— Job —
Transcribe all of the material exactly.

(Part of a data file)
--- start ---
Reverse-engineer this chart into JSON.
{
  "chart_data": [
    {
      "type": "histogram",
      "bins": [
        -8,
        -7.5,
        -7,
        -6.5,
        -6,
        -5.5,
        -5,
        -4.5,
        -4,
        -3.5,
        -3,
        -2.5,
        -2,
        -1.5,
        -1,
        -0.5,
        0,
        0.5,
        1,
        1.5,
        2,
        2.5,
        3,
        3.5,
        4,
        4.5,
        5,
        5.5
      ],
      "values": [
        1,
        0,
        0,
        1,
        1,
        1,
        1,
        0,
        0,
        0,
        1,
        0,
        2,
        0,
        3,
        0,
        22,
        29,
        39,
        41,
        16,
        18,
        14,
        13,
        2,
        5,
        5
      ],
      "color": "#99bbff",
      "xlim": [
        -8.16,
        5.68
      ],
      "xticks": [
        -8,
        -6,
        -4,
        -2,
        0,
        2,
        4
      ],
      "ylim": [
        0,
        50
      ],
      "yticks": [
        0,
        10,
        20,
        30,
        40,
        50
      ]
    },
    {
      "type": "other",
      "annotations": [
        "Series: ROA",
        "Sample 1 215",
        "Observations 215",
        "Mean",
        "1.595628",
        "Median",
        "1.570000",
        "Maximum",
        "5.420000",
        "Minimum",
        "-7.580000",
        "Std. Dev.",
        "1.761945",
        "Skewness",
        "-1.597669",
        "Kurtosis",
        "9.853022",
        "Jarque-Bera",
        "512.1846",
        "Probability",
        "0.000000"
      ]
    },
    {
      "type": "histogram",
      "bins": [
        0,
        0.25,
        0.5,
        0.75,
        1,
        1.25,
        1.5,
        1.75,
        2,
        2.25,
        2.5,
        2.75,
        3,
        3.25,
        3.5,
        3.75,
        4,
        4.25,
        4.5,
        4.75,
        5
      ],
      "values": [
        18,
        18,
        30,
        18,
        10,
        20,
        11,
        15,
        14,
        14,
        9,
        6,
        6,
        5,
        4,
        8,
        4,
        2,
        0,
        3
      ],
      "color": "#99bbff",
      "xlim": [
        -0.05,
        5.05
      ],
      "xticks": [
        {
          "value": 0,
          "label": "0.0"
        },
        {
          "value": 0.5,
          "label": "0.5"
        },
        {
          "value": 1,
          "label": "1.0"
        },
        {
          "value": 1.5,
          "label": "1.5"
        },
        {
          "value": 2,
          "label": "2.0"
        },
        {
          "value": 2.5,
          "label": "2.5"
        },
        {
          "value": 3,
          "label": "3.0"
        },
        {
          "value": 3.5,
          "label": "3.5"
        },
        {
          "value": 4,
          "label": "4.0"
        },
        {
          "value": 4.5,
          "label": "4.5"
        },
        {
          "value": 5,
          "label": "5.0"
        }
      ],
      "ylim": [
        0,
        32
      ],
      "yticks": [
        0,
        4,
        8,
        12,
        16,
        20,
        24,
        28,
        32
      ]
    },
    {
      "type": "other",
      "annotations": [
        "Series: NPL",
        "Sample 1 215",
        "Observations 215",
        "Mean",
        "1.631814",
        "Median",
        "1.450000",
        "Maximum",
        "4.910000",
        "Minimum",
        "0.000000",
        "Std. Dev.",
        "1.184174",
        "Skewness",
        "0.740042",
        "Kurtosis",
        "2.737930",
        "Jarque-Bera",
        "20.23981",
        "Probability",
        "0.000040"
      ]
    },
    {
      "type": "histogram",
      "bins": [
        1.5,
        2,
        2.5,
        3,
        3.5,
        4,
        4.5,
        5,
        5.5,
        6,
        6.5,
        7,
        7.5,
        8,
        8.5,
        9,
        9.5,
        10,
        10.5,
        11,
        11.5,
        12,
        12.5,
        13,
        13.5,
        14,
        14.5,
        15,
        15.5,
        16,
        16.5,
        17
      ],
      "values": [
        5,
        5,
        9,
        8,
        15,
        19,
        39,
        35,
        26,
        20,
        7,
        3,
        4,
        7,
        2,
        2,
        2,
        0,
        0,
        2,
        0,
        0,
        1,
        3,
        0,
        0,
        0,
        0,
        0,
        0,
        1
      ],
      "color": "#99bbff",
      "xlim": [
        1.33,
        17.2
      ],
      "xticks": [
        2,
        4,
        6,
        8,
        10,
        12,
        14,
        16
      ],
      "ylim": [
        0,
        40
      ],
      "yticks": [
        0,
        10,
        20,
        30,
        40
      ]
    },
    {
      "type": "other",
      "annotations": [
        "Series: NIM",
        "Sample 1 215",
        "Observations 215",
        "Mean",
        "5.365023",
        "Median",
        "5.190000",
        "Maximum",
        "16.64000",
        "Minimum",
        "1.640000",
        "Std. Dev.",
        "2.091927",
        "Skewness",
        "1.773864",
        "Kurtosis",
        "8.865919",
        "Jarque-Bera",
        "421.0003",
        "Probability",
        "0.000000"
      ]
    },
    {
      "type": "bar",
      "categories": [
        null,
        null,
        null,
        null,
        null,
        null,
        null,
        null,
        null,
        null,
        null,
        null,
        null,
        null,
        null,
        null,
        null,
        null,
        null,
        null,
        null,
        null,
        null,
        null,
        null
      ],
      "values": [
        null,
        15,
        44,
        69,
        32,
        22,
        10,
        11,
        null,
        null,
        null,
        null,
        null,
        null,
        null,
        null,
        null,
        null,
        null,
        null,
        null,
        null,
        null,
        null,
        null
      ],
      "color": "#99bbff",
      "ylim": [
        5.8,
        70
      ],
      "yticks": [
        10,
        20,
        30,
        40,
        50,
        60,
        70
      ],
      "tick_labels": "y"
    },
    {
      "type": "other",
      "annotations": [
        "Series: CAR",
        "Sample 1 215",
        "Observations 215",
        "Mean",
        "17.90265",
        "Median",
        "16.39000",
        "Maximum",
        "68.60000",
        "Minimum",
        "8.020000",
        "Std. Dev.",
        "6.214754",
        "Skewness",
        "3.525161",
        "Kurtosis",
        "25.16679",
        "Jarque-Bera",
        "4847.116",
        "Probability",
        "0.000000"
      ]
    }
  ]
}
--- end ---
— Exercise solution —
Reverse-engineer this chart into JSON.
{
  "chart_data": [
    {
      "type": "histogram",
      "bins": [
        -8,
        -7.5,
        -7,
        -6.5,
        -6,
        -5.5,
        -5,
        -4.5,
        -4,
        -3.5,
        -3,
        -2.5,
        -2,
        -1.5,
        -1,
        -0.5,
        0,
        0.5,
        1,
        1.5,
        2,
        2.5,
        3,
        3.5,
        4,
        4.5,
        5,
        5.5
      ],
      "values": [
        1,
        0,
        0,
        1,
        1,
        1,
        1,
        0,
        0,
        0,
        1,
        0,
        2,
        0,
        3,
        0,
        22,
        29,
        39,
        41,
        16,
        18,
        14,
        13,
        2,
        5,
        5
      ],
      "color": "#99bbff",
      "xlim": [
        -8.16,
        5.68
      ],
      "xticks": [
        -8,
        -6,
        -4,
        -2,
        0,
        2,
        4
      ],
      "ylim": [
        0,
        50
      ],
      "yticks": [
        0,
        10,
        20,
        30,
        40,
        50
      ]
    },
    {
      "type": "other",
      "annotations": [
        "Series: ROA",
        "Sample 1 215",
        "Observations 215",
        "Mean",
        "1.595628",
        "Median",
        "1.570000",
        "Maximum",
        "5.420000",
        "Minimum",
        "-7.580000",
        "Std. Dev.",
        "1.761945",
        "Skewness",
        "-1.597669",
        "Kurtosis",
        "9.853022",
        "Jarque-Bera",
        "512.1846",
        "Probability",
        "0.000000"
      ]
    },
    {
      "type": "histogram",
      "bins": [
        0,
        0.25,
        0.5,
        0.75,
        1,
        1.25,
        1.5,
        1.75,
        2,
        2.25,
        2.5,
        2.75,
        3,
        3.25,
        3.5,
        3.75,
        4,
        4.25,
        4.5,
        4.75,
        5
      ],
      "values": [
        18,
        18,
        30,
        18,
        10,
        20,
        11,
        15,
        14,
        14,
        9,
        6,
        6,
        5,
        4,
        8,
        4,
        2,
        0,
        3
      ],
      "color": "#99bbff",
      "xlim": [
        -0.05,
        5.05
      ],
      "xticks": [
        {
          "value": 0,
          "label": "0.0"
        },
        {
          "value": 0.5,
          "label": "0.5"
        },
        {
          "value": 1,
          "label": "1.0"
        },
        {
          "value": 1.5,
          "label": "1.5"
        },
        {
          "value": 2,
          "label": "2.0"
        },
        {
          "value": 2.5,
          "label": "2.5"
        },
        {
          "value": 3,
          "label": "3.0"
        },
        {
          "value": 3.5,
          "label": "3.5"
        },
        {
          "value": 4,
          "label": "4.0"
        },
        {
          "value": 4.5,
          "label": "4.5"
        },
        {
          "value": 5,
          "label": "5.0"
        }
      ],
      "ylim": [
        0,
        32
      ],
      "yticks": [
        0,
        4,
        8,
        12,
        16,
        20,
        24,
        28,
        32
      ]
    },
    {
      "type": "other",
      "annotations": [
        "Series: NPL",
        "Sample 1 215",
        "Observations 215",
        "Mean",
        "1.631814",
        "Median",
        "1.450000",
        "Maximum",
        "4.910000",
        "Minimum",
        "0.000000",
        "Std. Dev.",
        "1.184174",
        "Skewness",
        "0.740042",
        "Kurtosis",
        "2.737930",
        "Jarque-Bera",
        "20.23981",
        "Probability",
        "0.000040"
      ]
    },
    {
      "type": "histogram",
      "bins": [
        1.5,
        2,
        2.5,
        3,
        3.5,
        4,
        4.5,
        5,
        5.5,
        6,
        6.5,
        7,
        7.5,
        8,
        8.5,
        9,
        9.5,
        10,
        10.5,
        11,
        11.5,
        12,
        12.5,
        13,
        13.5,
        14,
        14.5,
        15,
        15.5,
        16,
        16.5,
        17
      ],
      "values": [
        5,
        5,
        9,
        8,
        15,
        19,
        39,
        35,
        26,
        20,
        7,
        3,
        4,
        7,
        2,
        2,
        2,
        0,
        0,
        2,
        0,
        0,
        1,
        3,
        0,
        0,
        0,
        0,
        0,
        0,
        1
      ],
      "color": "#99bbff",
      "xlim": [
        1.33,
        17.2
      ],
      "xticks": [
        2,
        4,
        6,
        8,
        10,
        12,
        14,
        16
      ],
      "ylim": [
        0,
        40
      ],
      "yticks": [
        0,
        10,
        20,
        30,
        40
      ]
    },
    {
      "type": "other",
      "annotations": [
        "Series: NIM",
        "Sample 1 215",
        "Observations 215",
        "Mean",
        "5.365023",
        "Median",
        "5.190000",
        "Maximum",
        "16.64000",
        "Minimum",
        "1.640000",
        "Std. Dev.",
        "2.091927",
        "Skewness",
        "1.773864",
        "Kurtosis",
        "8.865919",
        "Jarque-Bera",
        "421.0003",
        "Probability",
        "0.000000"
      ]
    },
    {
      "type": "bar",
      "categories": [
        null,
        null,
        null,
        null,
        null,
        null,
        null,
        null,
        null,
        null,
        null,
        null,
        null,
        null,
        null,
        null,
        null,
        null,
        null,
        null,
        null,
        null,
        null,
        null,
        null
      ],
      "values": [
        null,
        15,
        44,
        69,
        32,
        22,
        10,
        11,
        null,
        null,
        null,
        null,
        null,
        null,
        null,
        null,
        null,
        null,
        null,
        null,
        null,
        null,
        null,
        null,
        null
      ],
      "color": "#99bbff",
      "ylim": [
        5.8,
        70
      ],
      "yticks": [
        10,
        20,
        30,
        40,
        50,
        60,
        70
      ],
      "tick_labels": "y"
    },
    {
      "type": "other",
      "annotations": [
        "Series: CAR",
        "Sample 1 215",
        "Observations 215",
        "Mean",
        "17.90265",
        "Median",
        "16.39000",
        "Maximum",
        "68.60000",
        "Minimum",
        "8.020000",
        "Std. Dev.",
        "6.214754",
        "Skewness",
        "3.525161",
        "Kurtosis",
        "25.16679",
        "Jarque-Bera",
        "4847.116",
        "Probability",
        "0.000000"
      ]
    }
  ]
}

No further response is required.